* STATED PROBLEM: Look for the word "разочаровались" in the entries below, then copy every line that has it.

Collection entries

┏━━

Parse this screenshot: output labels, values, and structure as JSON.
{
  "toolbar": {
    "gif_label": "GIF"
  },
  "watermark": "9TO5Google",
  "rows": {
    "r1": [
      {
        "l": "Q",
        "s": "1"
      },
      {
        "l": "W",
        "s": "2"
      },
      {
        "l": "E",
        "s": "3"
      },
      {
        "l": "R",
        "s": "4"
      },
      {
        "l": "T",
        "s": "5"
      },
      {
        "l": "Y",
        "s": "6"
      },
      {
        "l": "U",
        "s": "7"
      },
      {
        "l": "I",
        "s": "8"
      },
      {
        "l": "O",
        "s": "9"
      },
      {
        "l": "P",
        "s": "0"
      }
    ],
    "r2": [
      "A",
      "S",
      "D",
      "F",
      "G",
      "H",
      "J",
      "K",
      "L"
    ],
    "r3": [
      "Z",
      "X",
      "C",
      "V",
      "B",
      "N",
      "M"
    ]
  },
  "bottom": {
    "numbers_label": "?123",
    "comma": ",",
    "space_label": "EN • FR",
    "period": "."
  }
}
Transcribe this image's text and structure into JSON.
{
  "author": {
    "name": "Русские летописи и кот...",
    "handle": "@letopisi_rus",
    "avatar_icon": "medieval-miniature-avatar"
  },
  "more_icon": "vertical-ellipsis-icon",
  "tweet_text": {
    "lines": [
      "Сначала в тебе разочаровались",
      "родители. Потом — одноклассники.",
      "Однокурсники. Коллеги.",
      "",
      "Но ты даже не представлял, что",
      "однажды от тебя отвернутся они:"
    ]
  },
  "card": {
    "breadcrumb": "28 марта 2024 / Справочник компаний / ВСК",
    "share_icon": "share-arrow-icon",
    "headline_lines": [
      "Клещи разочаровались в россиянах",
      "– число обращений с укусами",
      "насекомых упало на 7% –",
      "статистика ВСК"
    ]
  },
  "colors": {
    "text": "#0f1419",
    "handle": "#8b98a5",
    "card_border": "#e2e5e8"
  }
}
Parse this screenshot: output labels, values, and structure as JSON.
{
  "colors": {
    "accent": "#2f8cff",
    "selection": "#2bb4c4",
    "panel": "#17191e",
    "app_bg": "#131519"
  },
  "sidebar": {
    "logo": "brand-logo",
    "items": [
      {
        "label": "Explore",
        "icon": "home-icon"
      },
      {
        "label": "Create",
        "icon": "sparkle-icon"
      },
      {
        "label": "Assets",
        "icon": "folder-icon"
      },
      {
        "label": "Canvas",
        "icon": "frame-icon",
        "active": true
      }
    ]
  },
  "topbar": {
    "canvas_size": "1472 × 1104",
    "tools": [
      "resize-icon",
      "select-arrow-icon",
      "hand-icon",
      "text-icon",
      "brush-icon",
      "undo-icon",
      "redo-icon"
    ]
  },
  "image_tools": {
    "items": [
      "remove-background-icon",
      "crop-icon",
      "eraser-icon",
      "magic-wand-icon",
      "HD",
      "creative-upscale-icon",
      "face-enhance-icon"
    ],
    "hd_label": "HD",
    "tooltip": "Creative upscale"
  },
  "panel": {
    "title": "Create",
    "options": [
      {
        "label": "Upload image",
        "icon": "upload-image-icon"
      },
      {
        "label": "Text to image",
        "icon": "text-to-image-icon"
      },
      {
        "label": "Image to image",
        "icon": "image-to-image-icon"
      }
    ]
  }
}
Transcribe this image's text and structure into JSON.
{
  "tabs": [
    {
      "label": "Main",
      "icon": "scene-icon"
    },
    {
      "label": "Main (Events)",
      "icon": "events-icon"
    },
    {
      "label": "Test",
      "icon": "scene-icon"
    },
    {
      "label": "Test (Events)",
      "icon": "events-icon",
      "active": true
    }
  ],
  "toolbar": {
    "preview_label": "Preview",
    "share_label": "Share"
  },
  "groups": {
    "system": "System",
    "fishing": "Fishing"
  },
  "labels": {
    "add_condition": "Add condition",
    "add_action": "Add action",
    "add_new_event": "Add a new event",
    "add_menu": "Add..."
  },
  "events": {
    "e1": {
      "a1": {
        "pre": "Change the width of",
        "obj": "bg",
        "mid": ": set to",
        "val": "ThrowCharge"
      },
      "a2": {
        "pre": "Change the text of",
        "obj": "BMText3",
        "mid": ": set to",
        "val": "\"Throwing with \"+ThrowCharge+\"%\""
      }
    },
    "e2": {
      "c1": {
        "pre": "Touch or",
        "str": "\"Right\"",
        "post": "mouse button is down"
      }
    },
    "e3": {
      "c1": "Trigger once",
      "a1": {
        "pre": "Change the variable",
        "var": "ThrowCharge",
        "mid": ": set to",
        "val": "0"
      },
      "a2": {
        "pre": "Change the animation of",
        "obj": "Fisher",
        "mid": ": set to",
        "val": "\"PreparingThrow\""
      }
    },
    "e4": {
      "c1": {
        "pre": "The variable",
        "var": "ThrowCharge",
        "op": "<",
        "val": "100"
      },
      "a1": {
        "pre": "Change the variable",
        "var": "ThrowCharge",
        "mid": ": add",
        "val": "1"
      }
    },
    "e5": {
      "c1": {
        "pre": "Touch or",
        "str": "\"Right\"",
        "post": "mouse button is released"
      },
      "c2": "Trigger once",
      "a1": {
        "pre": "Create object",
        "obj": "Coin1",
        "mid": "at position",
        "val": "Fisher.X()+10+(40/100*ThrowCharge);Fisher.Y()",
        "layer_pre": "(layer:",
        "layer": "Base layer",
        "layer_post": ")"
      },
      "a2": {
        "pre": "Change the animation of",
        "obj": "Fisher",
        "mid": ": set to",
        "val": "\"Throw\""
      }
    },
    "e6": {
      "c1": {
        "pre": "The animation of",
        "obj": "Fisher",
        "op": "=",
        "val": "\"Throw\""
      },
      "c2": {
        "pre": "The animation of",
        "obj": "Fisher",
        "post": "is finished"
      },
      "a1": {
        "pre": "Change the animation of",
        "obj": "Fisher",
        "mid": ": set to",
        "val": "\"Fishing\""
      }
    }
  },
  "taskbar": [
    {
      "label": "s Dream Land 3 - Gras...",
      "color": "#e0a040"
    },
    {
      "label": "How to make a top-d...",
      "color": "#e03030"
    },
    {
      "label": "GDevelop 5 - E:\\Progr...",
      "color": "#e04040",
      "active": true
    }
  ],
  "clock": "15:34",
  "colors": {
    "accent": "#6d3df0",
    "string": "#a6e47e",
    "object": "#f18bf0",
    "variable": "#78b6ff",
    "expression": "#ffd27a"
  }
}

┗━━

* PROBLEM SOLUTION:
      "Сначала в тебе разочаровались",
      "Клещи разочаровались в россиянах",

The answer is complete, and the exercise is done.